### Task data
****
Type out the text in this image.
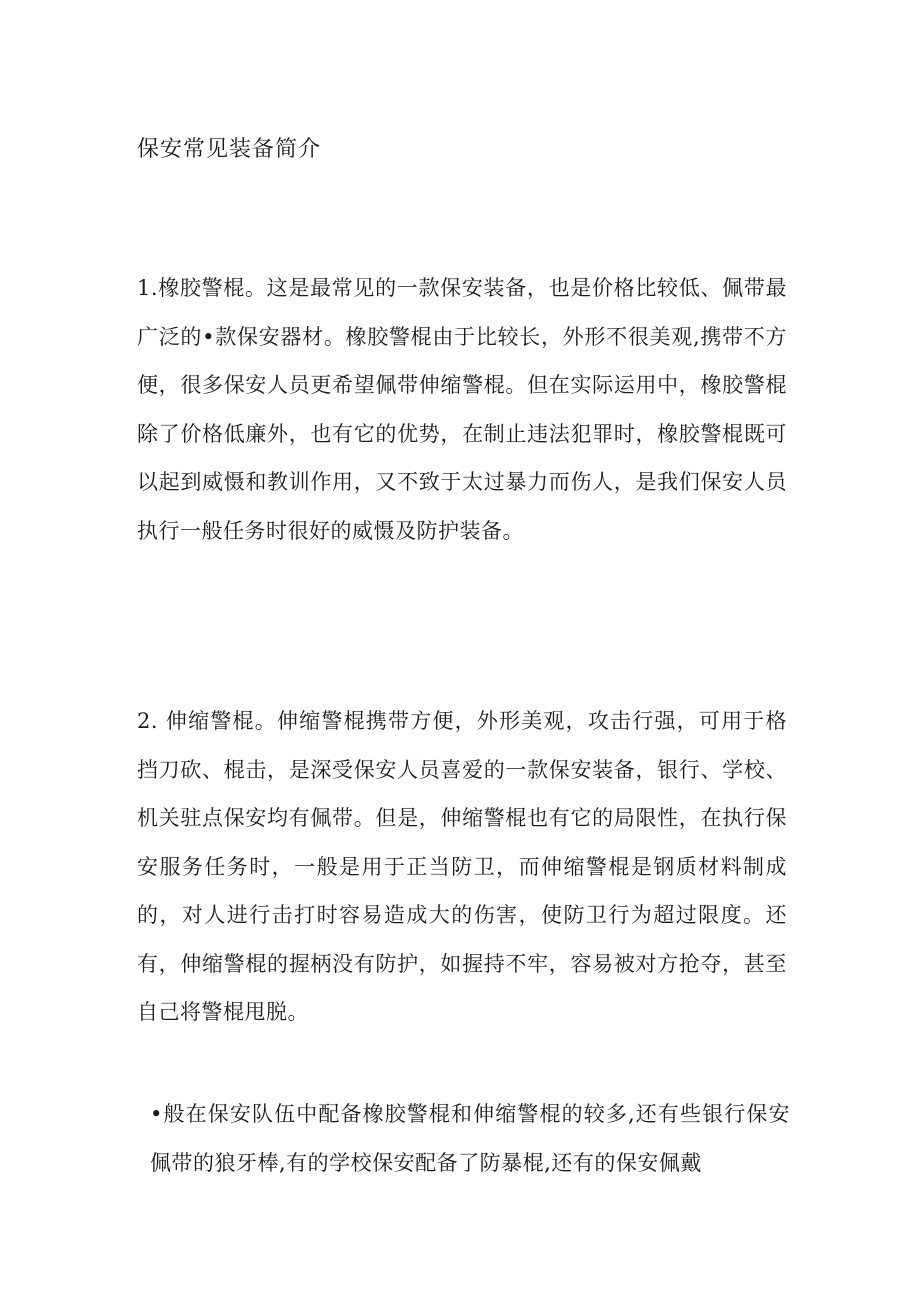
保安常见装备简介

1.橡胶警棍。这是最常见的一款保安装备，也是价格比较低、佩带最广泛的•款保安器材。橡胶警棍由于比较长，外形不很美观,携带不方便，很多保安人员更希望佩带伸缩警棍。但在实际运用中，橡胶警棍除了价格低廉外，也有它的优势，在制止违法犯罪时，橡胶警棍既可以起到威慑和教训作用，又不致于太过暴力而伤人，是我们保安人员执行一般任务时很好的威慑及防护装备。

2. 伸缩警棍。伸缩警棍携带方便，外形美观，攻击行强，可用于格挡刀砍、棍击，是深受保安人员喜爱的一款保安装备，银行、学校、机关驻点保安均有佩带。但是，伸缩警棍也有它的局限性，在执行保安服务任务时，一般是用于正当防卫，而伸缩警棍是钢质材料制成的，对人进行击打时容易造成大的伤害，使防卫行为超过限度。还有，伸缩警棍的握柄没有防护，如握持不牢，容易被对方抢夺，甚至自己将警棍甩脱。

•般在保安队伍中配备橡胶警棍和伸缩警棍的较多,还有些银行保安佩带的狼牙棒,有的学校保安配备了防暴棍,还有的保安佩戴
****
### Exercise instructions
Transcribe the entries above verbatim, omitting their pictures.

### Solution to the problem
Type out the text in this image.
保安常见装备简介

1.橡胶警棍。这是最常见的一款保安装备，也是价格比较低、佩带最广泛的•款保安器材。橡胶警棍由于比较长，外形不很美观,携带不方便，很多保安人员更希望佩带伸缩警棍。但在实际运用中，橡胶警棍除了价格低廉外，也有它的优势，在制止违法犯罪时，橡胶警棍既可以起到威慑和教训作用，又不致于太过暴力而伤人，是我们保安人员执行一般任务时很好的威慑及防护装备。

2. 伸缩警棍。伸缩警棍携带方便，外形美观，攻击行强，可用于格挡刀砍、棍击，是深受保安人员喜爱的一款保安装备，银行、学校、机关驻点保安均有佩带。但是，伸缩警棍也有它的局限性，在执行保安服务任务时，一般是用于正当防卫，而伸缩警棍是钢质材料制成的，对人进行击打时容易造成大的伤害，使防卫行为超过限度。还有，伸缩警棍的握柄没有防护，如握持不牢，容易被对方抢夺，甚至自己将警棍甩脱。

•般在保安队伍中配备橡胶警棍和伸缩警棍的较多,还有些银行保安佩带的狼牙棒,有的学校保安配备了防暴棍,还有的保安佩戴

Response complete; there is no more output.